=== AIM OF THE TASK ===
Identify each line containing the word "JSON" and copy it.

※ ※ ※

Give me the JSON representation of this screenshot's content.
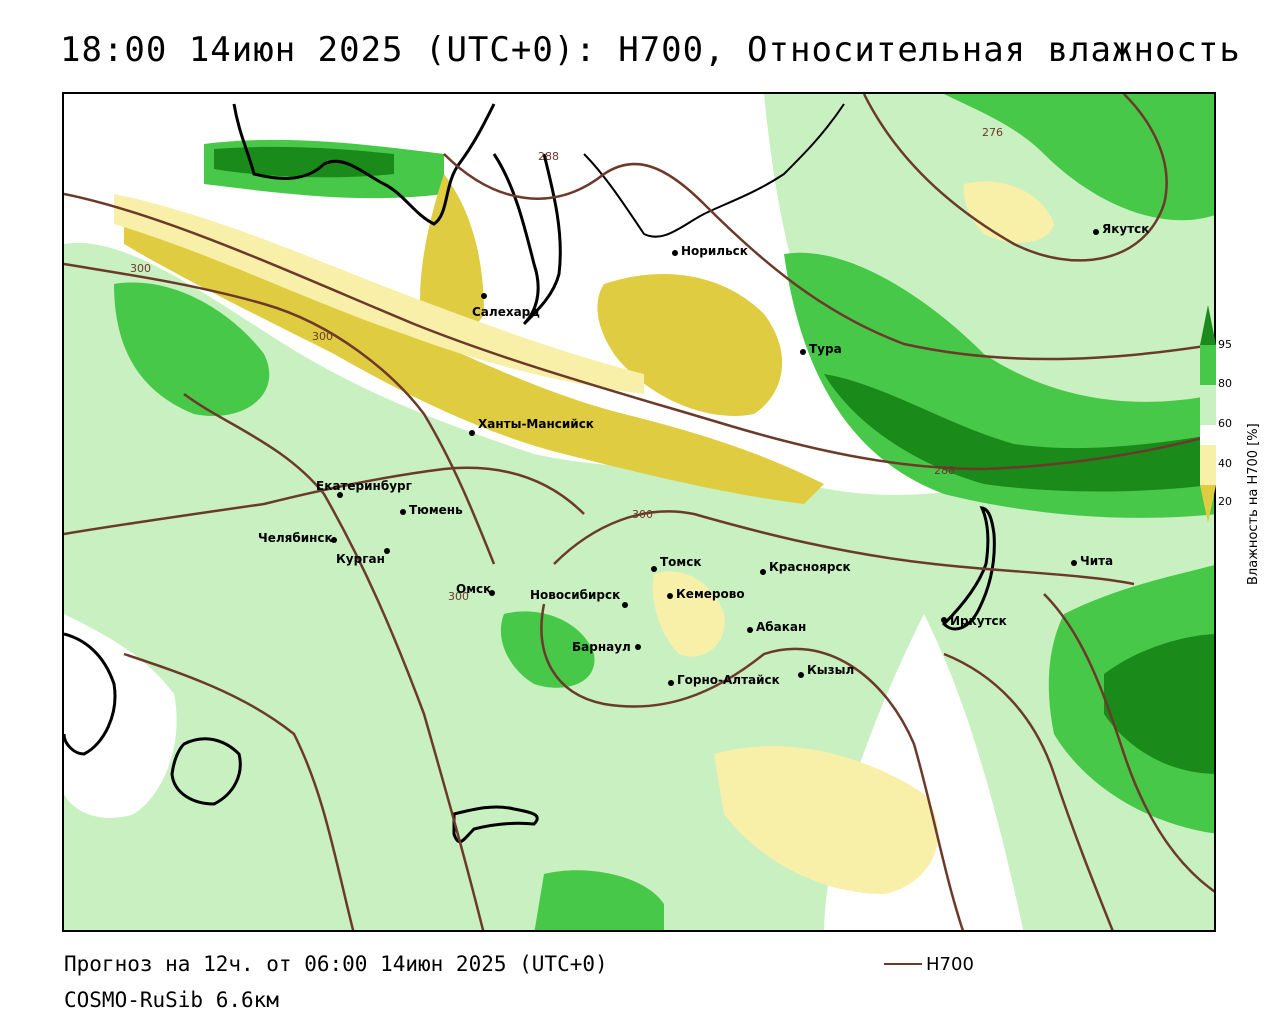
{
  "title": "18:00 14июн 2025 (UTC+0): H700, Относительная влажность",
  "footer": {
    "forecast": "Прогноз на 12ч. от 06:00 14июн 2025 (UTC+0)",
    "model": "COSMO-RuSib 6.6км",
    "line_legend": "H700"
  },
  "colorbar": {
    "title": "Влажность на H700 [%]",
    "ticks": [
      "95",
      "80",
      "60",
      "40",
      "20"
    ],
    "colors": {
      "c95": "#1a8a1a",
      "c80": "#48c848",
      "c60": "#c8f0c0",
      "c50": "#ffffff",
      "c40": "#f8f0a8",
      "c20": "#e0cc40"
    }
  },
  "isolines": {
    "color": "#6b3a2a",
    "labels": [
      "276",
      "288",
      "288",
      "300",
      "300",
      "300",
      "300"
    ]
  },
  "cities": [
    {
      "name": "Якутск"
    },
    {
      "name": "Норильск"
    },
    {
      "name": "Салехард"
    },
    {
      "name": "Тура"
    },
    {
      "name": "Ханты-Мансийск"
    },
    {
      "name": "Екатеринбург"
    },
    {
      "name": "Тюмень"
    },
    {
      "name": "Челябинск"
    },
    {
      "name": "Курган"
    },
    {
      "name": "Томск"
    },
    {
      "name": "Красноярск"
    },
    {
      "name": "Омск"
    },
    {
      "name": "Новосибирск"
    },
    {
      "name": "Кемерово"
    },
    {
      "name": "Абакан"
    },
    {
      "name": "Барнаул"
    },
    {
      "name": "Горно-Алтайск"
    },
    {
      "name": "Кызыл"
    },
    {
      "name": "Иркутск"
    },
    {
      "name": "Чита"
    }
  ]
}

※ ※ ※

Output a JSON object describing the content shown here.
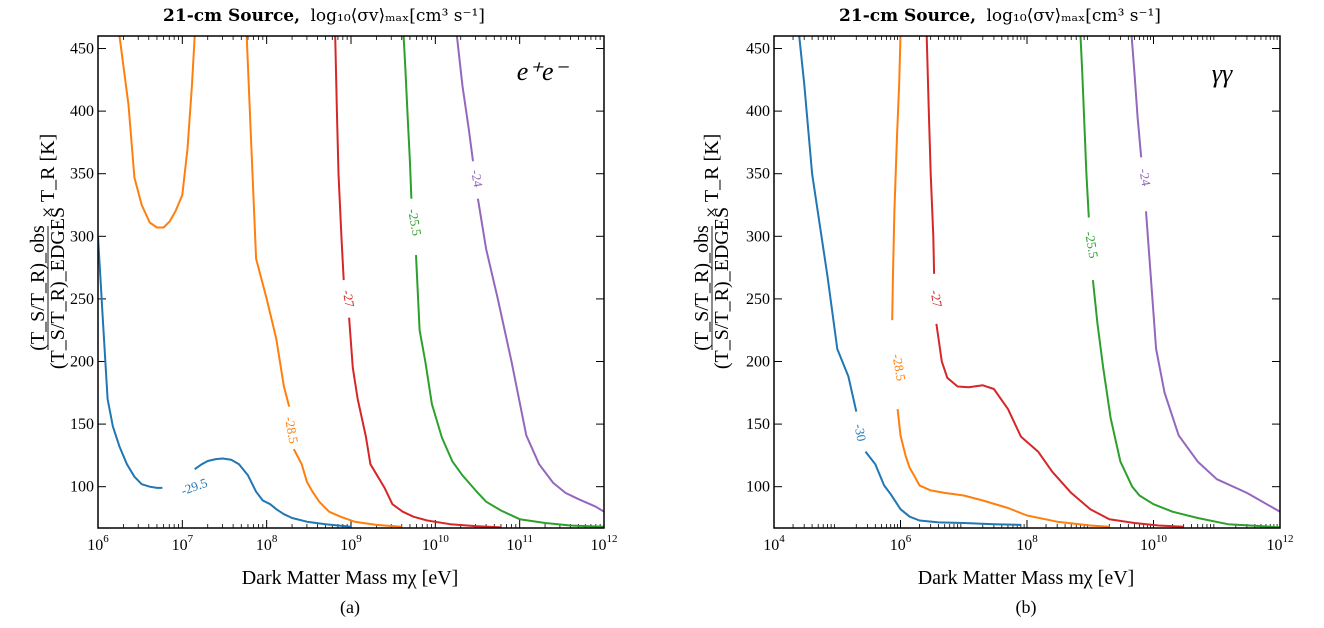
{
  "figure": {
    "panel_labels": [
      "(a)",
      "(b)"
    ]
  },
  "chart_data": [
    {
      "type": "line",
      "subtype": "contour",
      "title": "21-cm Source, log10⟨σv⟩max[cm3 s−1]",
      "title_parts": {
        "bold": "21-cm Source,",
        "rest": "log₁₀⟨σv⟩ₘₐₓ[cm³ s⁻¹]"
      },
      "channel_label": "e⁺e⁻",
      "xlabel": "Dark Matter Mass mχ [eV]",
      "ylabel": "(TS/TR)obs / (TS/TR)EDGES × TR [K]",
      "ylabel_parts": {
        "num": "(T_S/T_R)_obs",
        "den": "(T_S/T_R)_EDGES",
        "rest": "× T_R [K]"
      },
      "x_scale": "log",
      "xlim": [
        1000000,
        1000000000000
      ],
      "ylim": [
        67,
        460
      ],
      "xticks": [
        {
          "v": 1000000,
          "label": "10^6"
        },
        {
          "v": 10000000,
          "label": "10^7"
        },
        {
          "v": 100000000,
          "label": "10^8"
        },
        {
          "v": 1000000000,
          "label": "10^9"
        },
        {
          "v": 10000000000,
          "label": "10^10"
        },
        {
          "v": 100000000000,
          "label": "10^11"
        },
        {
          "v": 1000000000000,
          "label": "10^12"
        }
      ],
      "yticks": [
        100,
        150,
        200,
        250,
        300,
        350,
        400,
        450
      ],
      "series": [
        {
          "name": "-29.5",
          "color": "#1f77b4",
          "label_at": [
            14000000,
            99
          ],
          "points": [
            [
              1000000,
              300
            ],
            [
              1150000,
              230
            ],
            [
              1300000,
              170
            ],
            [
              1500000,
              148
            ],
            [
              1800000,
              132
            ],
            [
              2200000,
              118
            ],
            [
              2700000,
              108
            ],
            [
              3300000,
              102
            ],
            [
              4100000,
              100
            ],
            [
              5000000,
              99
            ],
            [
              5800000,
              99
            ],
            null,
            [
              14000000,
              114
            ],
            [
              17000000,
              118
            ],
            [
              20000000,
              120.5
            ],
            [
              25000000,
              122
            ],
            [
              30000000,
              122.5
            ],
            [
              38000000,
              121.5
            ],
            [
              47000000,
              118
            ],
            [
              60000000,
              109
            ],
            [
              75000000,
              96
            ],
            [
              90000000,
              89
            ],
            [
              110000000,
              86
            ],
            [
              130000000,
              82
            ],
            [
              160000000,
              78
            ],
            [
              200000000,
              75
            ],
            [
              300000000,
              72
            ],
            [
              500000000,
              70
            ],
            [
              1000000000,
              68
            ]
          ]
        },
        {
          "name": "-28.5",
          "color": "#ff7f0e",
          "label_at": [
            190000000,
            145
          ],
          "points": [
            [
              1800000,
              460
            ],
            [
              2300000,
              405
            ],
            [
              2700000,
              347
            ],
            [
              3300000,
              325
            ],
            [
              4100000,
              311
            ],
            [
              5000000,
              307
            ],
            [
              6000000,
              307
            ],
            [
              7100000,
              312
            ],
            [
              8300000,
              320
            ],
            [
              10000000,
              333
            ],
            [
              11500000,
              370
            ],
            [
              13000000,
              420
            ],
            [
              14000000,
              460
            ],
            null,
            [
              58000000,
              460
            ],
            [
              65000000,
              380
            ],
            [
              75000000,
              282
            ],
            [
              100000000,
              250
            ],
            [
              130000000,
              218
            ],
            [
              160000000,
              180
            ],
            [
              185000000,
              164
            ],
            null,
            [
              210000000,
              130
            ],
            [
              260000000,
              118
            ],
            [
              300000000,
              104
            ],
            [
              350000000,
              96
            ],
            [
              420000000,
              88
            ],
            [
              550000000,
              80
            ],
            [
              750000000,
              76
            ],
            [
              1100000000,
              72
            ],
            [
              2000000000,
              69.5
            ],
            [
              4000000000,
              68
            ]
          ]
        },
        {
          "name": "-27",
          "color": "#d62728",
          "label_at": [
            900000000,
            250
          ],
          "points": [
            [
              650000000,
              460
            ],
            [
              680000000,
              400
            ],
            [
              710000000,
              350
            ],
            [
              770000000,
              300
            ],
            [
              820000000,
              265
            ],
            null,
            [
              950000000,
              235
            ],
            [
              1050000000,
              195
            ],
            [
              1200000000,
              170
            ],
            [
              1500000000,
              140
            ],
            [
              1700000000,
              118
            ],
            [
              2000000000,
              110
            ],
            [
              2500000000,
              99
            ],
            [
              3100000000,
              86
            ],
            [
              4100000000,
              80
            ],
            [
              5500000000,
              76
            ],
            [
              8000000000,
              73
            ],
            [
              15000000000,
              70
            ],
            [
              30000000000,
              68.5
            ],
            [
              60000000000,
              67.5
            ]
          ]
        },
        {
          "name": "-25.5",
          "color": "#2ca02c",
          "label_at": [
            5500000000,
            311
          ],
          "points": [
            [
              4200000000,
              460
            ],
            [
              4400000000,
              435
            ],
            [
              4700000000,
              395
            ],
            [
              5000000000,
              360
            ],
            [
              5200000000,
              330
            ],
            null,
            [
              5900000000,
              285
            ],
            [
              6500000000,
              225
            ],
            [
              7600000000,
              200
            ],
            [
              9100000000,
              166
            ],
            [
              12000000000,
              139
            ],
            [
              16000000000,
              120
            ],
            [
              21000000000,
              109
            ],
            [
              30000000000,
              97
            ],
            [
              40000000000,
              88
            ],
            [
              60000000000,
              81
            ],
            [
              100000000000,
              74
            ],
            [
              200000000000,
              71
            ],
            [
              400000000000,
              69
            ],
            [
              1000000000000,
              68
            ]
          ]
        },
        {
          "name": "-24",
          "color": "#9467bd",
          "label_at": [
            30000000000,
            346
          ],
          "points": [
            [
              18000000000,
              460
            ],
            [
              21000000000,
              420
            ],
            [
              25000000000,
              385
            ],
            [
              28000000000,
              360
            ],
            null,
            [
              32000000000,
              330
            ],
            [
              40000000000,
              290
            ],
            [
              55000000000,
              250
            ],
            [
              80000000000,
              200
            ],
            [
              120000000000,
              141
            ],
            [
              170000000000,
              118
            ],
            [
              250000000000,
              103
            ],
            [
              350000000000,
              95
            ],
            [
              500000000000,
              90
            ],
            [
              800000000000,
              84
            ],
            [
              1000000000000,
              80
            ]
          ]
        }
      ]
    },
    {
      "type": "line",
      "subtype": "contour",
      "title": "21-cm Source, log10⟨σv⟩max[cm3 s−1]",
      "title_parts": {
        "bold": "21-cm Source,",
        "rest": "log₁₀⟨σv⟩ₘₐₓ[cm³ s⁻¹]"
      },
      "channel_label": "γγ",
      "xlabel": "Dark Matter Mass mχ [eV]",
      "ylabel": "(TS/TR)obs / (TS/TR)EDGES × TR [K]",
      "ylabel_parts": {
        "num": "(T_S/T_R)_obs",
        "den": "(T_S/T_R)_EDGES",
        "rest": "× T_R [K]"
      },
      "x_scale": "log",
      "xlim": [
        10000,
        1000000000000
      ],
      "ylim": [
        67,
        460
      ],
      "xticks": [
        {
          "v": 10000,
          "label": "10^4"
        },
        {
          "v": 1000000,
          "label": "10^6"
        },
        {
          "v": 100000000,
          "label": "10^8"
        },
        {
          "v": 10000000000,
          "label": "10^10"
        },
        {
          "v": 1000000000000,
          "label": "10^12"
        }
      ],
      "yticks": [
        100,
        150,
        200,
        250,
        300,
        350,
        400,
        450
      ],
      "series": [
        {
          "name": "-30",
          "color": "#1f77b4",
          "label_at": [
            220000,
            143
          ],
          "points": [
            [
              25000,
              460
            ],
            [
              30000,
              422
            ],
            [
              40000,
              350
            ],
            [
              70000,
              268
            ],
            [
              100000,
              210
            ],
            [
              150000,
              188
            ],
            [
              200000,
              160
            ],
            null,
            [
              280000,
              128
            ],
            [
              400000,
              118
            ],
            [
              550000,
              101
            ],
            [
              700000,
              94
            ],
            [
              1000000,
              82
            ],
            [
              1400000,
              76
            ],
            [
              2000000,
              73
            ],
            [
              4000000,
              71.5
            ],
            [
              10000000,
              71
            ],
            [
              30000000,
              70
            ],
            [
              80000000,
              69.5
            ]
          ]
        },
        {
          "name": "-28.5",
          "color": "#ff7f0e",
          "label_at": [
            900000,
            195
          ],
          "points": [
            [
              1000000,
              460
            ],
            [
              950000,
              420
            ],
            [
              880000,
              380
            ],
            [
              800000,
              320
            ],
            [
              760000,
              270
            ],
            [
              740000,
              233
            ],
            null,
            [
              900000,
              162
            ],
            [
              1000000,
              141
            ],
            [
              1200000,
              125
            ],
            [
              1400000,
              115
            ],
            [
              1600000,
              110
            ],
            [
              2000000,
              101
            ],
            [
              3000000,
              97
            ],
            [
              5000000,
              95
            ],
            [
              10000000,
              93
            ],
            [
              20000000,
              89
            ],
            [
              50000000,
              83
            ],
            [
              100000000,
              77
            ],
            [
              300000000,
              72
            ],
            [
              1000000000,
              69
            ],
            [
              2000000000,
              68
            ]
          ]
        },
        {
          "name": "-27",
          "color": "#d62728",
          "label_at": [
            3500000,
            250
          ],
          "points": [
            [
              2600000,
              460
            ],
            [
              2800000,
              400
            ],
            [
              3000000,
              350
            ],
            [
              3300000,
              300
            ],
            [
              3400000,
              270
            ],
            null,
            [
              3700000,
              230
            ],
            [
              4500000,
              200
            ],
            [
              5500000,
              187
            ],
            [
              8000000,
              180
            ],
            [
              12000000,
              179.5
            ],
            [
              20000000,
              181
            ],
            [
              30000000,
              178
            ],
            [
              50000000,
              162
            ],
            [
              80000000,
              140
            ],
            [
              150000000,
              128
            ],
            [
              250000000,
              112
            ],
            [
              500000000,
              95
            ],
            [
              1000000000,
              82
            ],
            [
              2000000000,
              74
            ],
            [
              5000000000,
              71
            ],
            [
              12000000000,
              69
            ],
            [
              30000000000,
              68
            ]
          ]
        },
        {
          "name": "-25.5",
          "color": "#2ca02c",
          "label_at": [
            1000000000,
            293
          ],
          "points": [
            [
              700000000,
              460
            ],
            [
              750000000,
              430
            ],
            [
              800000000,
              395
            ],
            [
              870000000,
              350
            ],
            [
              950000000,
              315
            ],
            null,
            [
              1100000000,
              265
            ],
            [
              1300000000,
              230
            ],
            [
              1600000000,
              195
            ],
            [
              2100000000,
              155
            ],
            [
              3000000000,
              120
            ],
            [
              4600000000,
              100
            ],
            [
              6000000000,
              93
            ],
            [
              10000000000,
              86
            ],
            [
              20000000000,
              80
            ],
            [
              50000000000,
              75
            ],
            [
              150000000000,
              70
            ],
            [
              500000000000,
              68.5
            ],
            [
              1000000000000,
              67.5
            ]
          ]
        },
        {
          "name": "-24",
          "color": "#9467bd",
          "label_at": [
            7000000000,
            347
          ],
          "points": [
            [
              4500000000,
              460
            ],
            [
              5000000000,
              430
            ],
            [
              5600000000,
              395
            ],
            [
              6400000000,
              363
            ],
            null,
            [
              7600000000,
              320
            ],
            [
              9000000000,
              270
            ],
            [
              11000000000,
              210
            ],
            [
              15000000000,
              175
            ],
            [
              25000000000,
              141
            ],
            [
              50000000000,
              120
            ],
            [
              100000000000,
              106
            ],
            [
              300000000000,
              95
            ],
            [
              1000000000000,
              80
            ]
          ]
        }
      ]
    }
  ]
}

※ ※ ※

=== TASK SOLUTION ===
Give me the JSON representation of this screenshot's content.
Output a JSON object describing the content shown here.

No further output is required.